Exercise:
Everything in the data should be repeated exactly, save for the images.

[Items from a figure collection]
● ● ● ●

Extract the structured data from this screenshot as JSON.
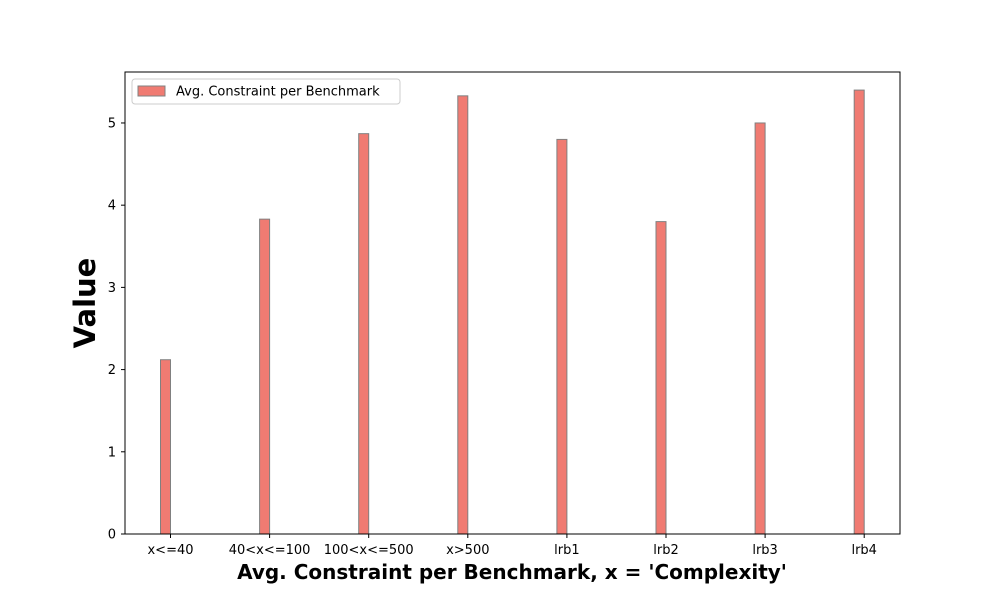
{
  "chart_data": {
    "type": "bar",
    "categories": [
      "x<=40",
      "40<x<=100",
      "100<x<=500",
      "x>500",
      "lrb1",
      "lrb2",
      "lrb3",
      "lrb4"
    ],
    "series": [
      {
        "name": "Avg. Constraint per Benchmark",
        "values": [
          2.12,
          3.83,
          4.87,
          5.33,
          4.8,
          3.8,
          5.0,
          5.4
        ]
      }
    ],
    "xlabel": "Avg. Constraint per Benchmark, x = 'Complexity'",
    "ylabel": "Value",
    "ylim": [
      0,
      5.62
    ],
    "yticks": [
      0,
      1,
      2,
      3,
      4,
      5
    ],
    "grid": false,
    "legend_position": "top-left",
    "colors": {
      "bar_fill": "#f07b72",
      "bar_edge": "#808080",
      "axes": "#000000"
    }
  }
}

● ● ● ●

Exercise output:
Extract the structured data from this screenshot as JSON.
{
  "chart_data": {
    "type": "bar",
    "categories": [
      "x<=40",
      "40<x<=100",
      "100<x<=500",
      "x>500",
      "lrb1",
      "lrb2",
      "lrb3",
      "lrb4"
    ],
    "series": [
      {
        "name": "Avg. Constraint per Benchmark",
        "values": [
          2.12,
          3.83,
          4.87,
          5.33,
          4.8,
          3.8,
          5.0,
          5.4
        ]
      }
    ],
    "xlabel": "Avg. Constraint per Benchmark, x = 'Complexity'",
    "ylabel": "Value",
    "ylim": [
      0,
      5.62
    ],
    "yticks": [
      0,
      1,
      2,
      3,
      4,
      5
    ],
    "grid": false,
    "legend_position": "top-left",
    "colors": {
      "bar_fill": "#f07b72",
      "bar_edge": "#808080",
      "axes": "#000000"
    }
  }
}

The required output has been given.